TASK OBJECTIVE ▸ The records below must be written out exactly, with every picture left behind.

RECORD EXTRACTS ▸
--------------------------------
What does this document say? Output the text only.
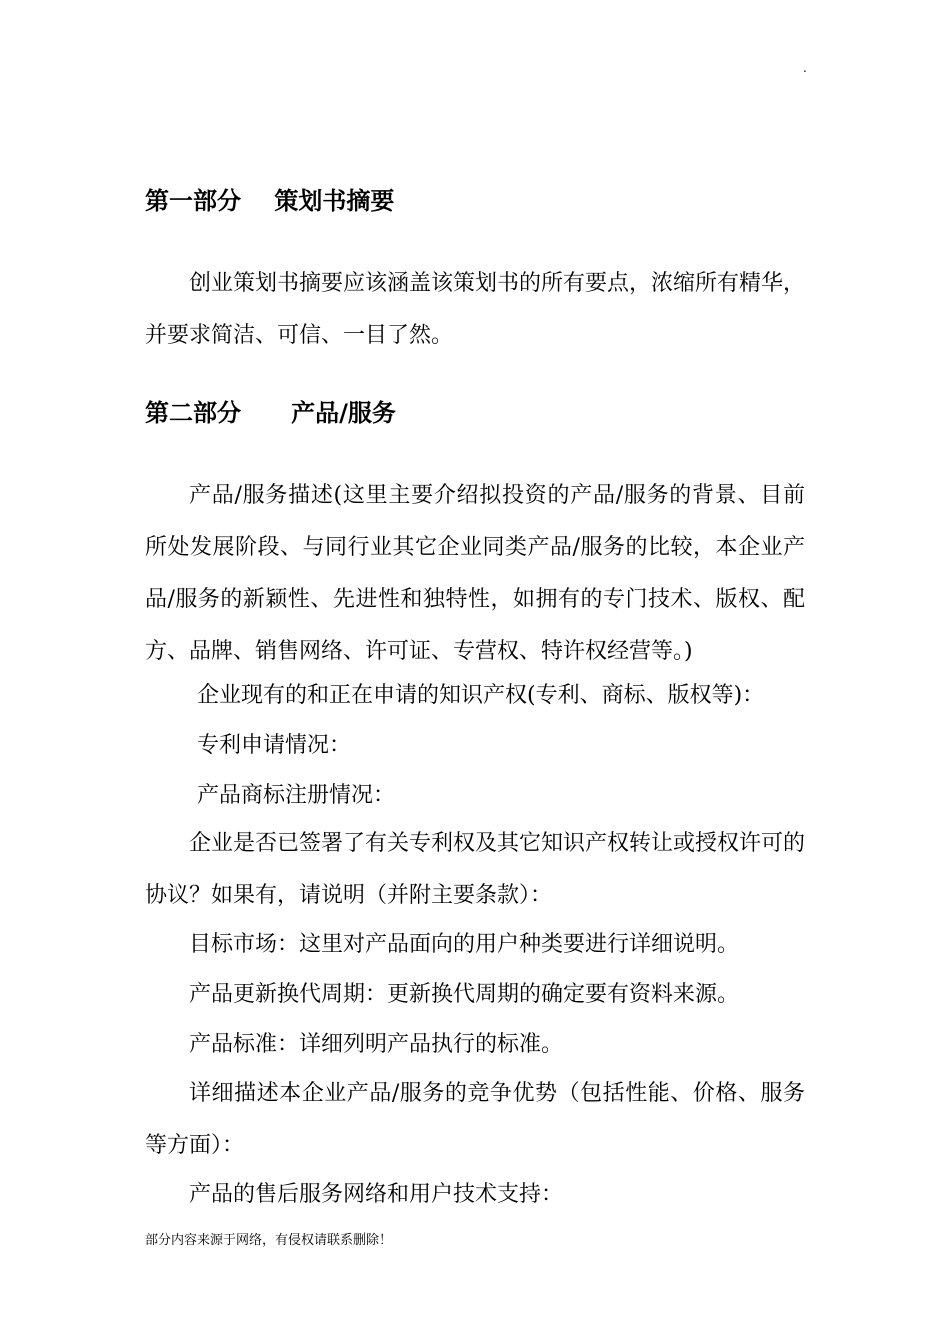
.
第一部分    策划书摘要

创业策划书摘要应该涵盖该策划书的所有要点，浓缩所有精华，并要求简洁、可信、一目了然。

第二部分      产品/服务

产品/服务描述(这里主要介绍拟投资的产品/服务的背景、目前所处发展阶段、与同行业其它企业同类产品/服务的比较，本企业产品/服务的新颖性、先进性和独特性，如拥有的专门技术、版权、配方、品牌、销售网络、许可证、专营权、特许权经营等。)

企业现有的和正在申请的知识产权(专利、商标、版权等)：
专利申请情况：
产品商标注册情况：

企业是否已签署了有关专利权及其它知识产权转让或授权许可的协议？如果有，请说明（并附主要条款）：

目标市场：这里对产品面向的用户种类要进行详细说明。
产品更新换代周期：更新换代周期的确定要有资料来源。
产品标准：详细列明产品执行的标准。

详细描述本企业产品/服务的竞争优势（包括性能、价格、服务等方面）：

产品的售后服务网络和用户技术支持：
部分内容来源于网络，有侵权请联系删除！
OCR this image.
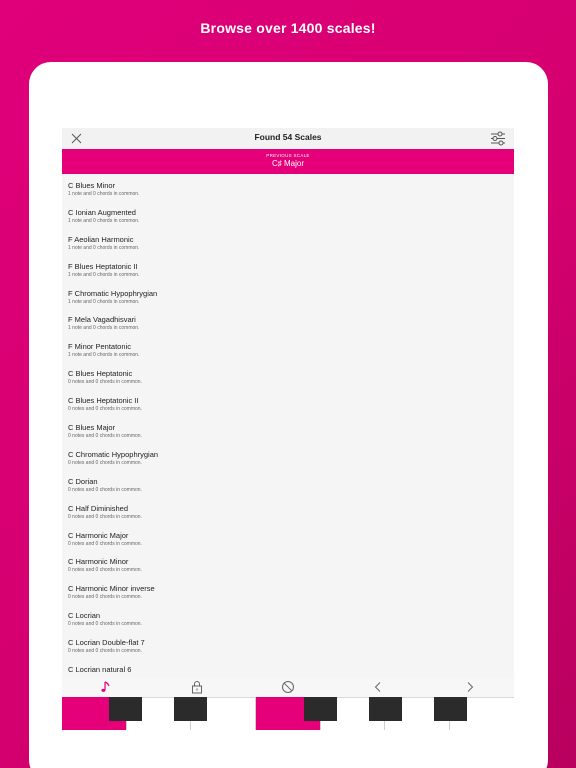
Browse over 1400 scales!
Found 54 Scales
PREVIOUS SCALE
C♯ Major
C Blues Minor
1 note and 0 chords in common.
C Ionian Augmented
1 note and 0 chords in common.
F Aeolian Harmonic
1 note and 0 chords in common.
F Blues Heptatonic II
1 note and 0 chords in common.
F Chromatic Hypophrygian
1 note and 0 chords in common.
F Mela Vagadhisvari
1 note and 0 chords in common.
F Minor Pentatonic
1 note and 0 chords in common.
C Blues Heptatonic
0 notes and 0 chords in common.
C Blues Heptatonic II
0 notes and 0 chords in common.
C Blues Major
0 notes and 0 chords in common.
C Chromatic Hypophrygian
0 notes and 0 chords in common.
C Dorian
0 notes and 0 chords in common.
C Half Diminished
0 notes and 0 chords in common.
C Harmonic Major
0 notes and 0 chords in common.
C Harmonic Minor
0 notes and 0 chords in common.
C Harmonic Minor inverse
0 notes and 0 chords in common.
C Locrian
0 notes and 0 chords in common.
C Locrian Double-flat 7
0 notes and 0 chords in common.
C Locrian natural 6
--------------------------------
CORRECT OUTPUT ▸
What does this document say? Output the text only.
.
第一部分    策划书摘要

创业策划书摘要应该涵盖该策划书的所有要点，浓缩所有精华，并要求简洁、可信、一目了然。

第二部分      产品/服务

产品/服务描述(这里主要介绍拟投资的产品/服务的背景、目前所处发展阶段、与同行业其它企业同类产品/服务的比较，本企业产品/服务的新颖性、先进性和独特性，如拥有的专门技术、版权、配方、品牌、销售网络、许可证、专营权、特许权经营等。)

企业现有的和正在申请的知识产权(专利、商标、版权等)：
专利申请情况：
产品商标注册情况：

企业是否已签署了有关专利权及其它知识产权转让或授权许可的协议？如果有，请说明（并附主要条款）：

目标市场：这里对产品面向的用户种类要进行详细说明。
产品更新换代周期：更新换代周期的确定要有资料来源。
产品标准：详细列明产品执行的标准。

详细描述本企业产品/服务的竞争优势（包括性能、价格、服务等方面）：

产品的售后服务网络和用户技术支持：
部分内容来源于网络，有侵权请联系删除！
OCR this image.
Browse over 1400 scales!
Found 54 Scales
PREVIOUS SCALE
C♯ Major
C Blues Minor
1 note and 0 chords in common.
C Ionian Augmented
1 note and 0 chords in common.
F Aeolian Harmonic
1 note and 0 chords in common.
F Blues Heptatonic II
1 note and 0 chords in common.
F Chromatic Hypophrygian
1 note and 0 chords in common.
F Mela Vagadhisvari
1 note and 0 chords in common.
F Minor Pentatonic
1 note and 0 chords in common.
C Blues Heptatonic
0 notes and 0 chords in common.
C Blues Heptatonic II
0 notes and 0 chords in common.
C Blues Major
0 notes and 0 chords in common.
C Chromatic Hypophrygian
0 notes and 0 chords in common.
C Dorian
0 notes and 0 chords in common.
C Half Diminished
0 notes and 0 chords in common.
C Harmonic Major
0 notes and 0 chords in common.
C Harmonic Minor
0 notes and 0 chords in common.
C Harmonic Minor inverse
0 notes and 0 chords in common.
C Locrian
0 notes and 0 chords in common.
C Locrian Double-flat 7
0 notes and 0 chords in common.
C Locrian natural 6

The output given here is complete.